• Brief:
Look through the material and copy each line holding "object".

::: Records supplied

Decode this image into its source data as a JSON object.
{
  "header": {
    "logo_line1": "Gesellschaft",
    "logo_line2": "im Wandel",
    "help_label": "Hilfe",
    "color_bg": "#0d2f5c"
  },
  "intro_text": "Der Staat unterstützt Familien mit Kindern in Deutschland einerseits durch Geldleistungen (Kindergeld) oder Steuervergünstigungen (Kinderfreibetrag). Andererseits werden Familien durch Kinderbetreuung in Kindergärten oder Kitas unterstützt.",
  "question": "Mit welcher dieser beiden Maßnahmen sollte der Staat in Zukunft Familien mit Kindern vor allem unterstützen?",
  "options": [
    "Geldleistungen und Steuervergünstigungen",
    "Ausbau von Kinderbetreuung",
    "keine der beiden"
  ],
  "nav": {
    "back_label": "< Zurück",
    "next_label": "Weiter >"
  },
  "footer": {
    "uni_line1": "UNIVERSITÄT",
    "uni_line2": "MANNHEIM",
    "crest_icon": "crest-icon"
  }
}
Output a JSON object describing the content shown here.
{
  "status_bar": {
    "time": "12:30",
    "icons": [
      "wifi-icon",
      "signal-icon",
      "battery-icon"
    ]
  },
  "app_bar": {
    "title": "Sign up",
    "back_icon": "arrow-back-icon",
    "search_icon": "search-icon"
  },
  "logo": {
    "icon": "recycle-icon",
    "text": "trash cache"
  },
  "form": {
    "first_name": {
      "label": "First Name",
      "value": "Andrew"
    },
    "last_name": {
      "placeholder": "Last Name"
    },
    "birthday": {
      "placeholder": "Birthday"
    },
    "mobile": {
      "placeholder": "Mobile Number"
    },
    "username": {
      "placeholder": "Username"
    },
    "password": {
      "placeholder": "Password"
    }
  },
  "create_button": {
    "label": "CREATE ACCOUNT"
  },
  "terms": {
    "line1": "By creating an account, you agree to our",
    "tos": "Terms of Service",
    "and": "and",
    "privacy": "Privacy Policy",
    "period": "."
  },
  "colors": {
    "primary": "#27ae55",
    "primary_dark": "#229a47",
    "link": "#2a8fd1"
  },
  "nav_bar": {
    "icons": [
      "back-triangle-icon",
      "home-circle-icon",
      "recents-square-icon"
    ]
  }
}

::::::

• Exercise output:
Decode this image into its source data as a JSON object.
Output a JSON object describing the content shown here.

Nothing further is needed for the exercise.